- [Given exercise] Can you arrange every line of the items below into a numbered list, skipping blank lines and omitting the pictures?

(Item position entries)

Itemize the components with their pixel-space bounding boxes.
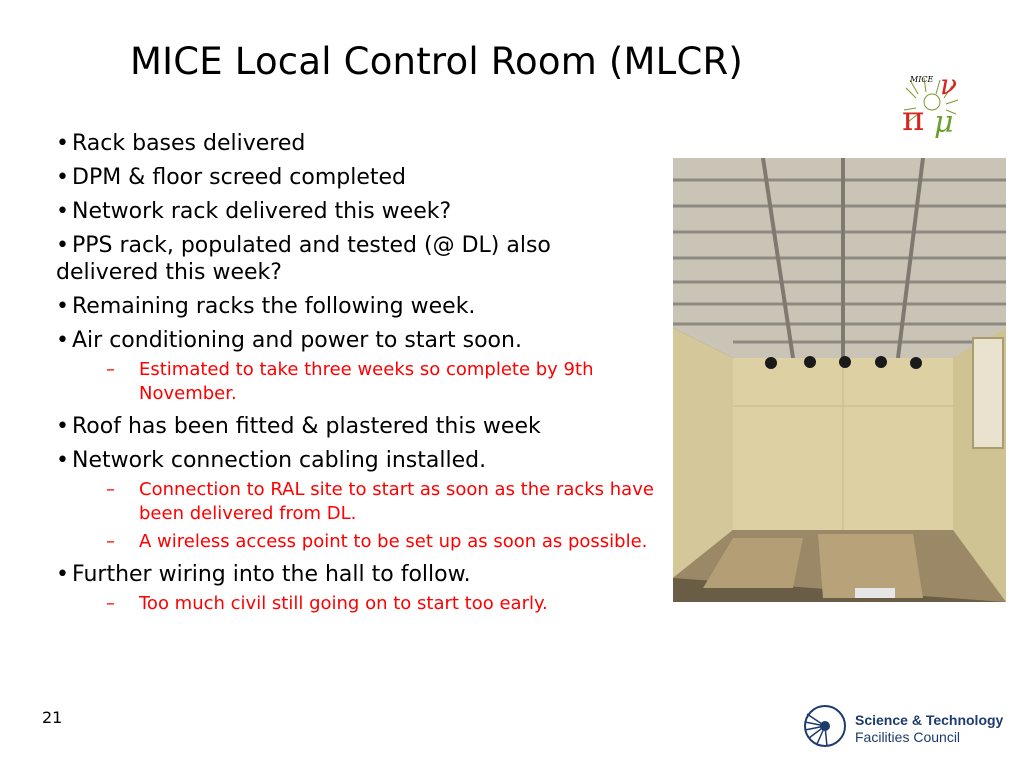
dash-icon: – (106, 531, 115, 552)
mice-logo-mu: μ (934, 105, 954, 138)
bullet-item: • Roof has been fitted & plastered this week (56, 414, 541, 439)
mice-logo-label: MICE (910, 75, 934, 84)
sub-bullet-item: – A wireless access point to be set up as soon as possible. (106, 531, 648, 552)
bullet-item: • Further wiring into the hall to follow. (56, 562, 471, 587)
bullet-item: • Remaining racks the following week. (56, 294, 476, 319)
stfc-logo (803, 703, 1013, 749)
mice-logo (896, 70, 972, 138)
dash-icon: – (106, 479, 115, 500)
mice-logo-pi: π (902, 99, 925, 138)
bullet-item: • Rack bases delivered (56, 131, 306, 156)
bullet-icon: • (56, 562, 69, 587)
stfc-emblem-icon (803, 704, 847, 748)
slide-title: MICE Local Control Room (MLCR) (130, 40, 744, 83)
bullet-list (56, 130, 656, 623)
stfc-logo-line2: Facilities Council (855, 729, 961, 745)
bullet-icon: • (56, 294, 69, 319)
bullet-item: • Air conditioning and power to start soon. (56, 328, 522, 353)
sub-bullet-item: – Connection to RAL site to start as soon as the racks have been delivered from DL. (106, 479, 654, 524)
slide-number: 21 (42, 708, 63, 727)
stfc-logo-line1: Science & Technology (855, 712, 1004, 728)
dash-icon: – (106, 593, 115, 614)
control-room-photo (673, 158, 1006, 602)
bullet-icon: • (56, 131, 69, 156)
bullet-icon: • (56, 328, 69, 353)
bullet-item: • Network rack delivered this week? (56, 199, 452, 224)
bullet-icon: • (56, 448, 69, 473)
bullet-icon: • (56, 165, 69, 190)
mice-logo-nu: ν (940, 70, 958, 101)
bullet-icon: • (56, 414, 69, 439)
bullet-icon: • (56, 233, 69, 258)
sub-bullet-item: – Too much civil still going on to start too early. (106, 593, 548, 614)
bullet-item: • PPS rack, populated and tested (@ DL) also delivered this week? (56, 233, 551, 285)
sub-bullet-item: – Estimated to take three weeks so complete by 9th November. (106, 359, 594, 404)
bullet-item: • Network connection cabling installed. (56, 448, 487, 473)
bullet-item: • DPM & floor screed completed (56, 165, 407, 190)
dash-icon: – (106, 359, 115, 380)
bullet-icon: • (56, 199, 69, 224)
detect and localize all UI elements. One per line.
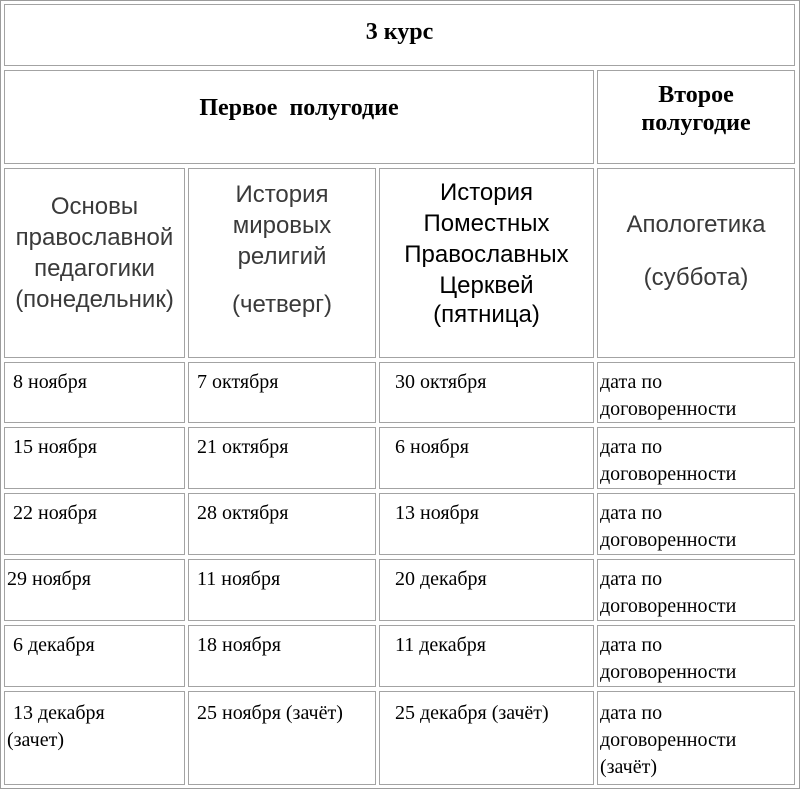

- [Finished task]
1. Itemize the components with their pixel-space bounding boxes.
2. dash-icon: – (106, 531, 115, 552)
3. mice-logo-mu: μ (934, 105, 954, 138)
4. bullet-item: • Roof has been fitted & plastered this week (56, 414, 541, 439)
5. mice-logo-label: MICE (910, 75, 934, 84)
6. sub-bullet-item: – A wireless access point to be set up as soon as possible. (106, 531, 648, 552)
7. bullet-item: • Further wiring into the hall to follow. (56, 562, 471, 587)
8. bullet-item: • Remaining racks the following week. (56, 294, 476, 319)
9. stfc-logo (803, 703, 1013, 749)
10. mice-logo (896, 70, 972, 138)
11. dash-icon: – (106, 479, 115, 500)
12. mice-logo-pi: π (902, 99, 925, 138)
13. bullet-item: • Rack bases delivered (56, 131, 306, 156)
14. bullet-icon: • (56, 562, 69, 587)
15. stfc-emblem-icon (803, 704, 847, 748)
16. slide-title: MICE Local Control Room (MLCR) (130, 40, 744, 83)
17. bullet-list (56, 130, 656, 623)
18. stfc-logo-line2: Facilities Council (855, 729, 961, 745)
19. bullet-icon: • (56, 294, 69, 319)
20. bullet-item: • Air conditioning and power to start soon. (56, 328, 522, 353)
21. sub-bullet-item: – Connection to RAL site to start as soon as the racks have been delivered from DL. (106, 479, 654, 524)
22. slide-number: 21 (42, 708, 63, 727)
23. stfc-logo-line1: Science & Technology (855, 712, 1004, 728)
24. dash-icon: – (106, 593, 115, 614)
25. control-room-photo (673, 158, 1006, 602)
26. bullet-icon: • (56, 131, 69, 156)
27. bullet-icon: • (56, 328, 69, 353)
28. bullet-item: • Network rack delivered this week? (56, 199, 452, 224)
29. bullet-icon: • (56, 448, 69, 473)
30. bullet-icon: • (56, 165, 69, 190)
31. mice-logo-nu: ν (940, 70, 958, 101)
32. bullet-icon: • (56, 414, 69, 439)
33. bullet-icon: • (56, 233, 69, 258)
34. sub-bullet-item: – Too much civil still going on to start too early. (106, 593, 548, 614)
35. bullet-item: • PPS rack, populated and tested (@ DL) also delivered this week? (56, 233, 551, 285)
36. sub-bullet-item: – Estimated to take three weeks so complete by 9th November. (106, 359, 594, 404)
37. bullet-item: • Network connection cabling installed. (56, 448, 487, 473)
38. bullet-item: • DPM & floor screed completed (56, 165, 407, 190)
39. dash-icon: – (106, 359, 115, 380)
40. bullet-icon: • (56, 199, 69, 224)
41. detect and localize all UI elements. One per line.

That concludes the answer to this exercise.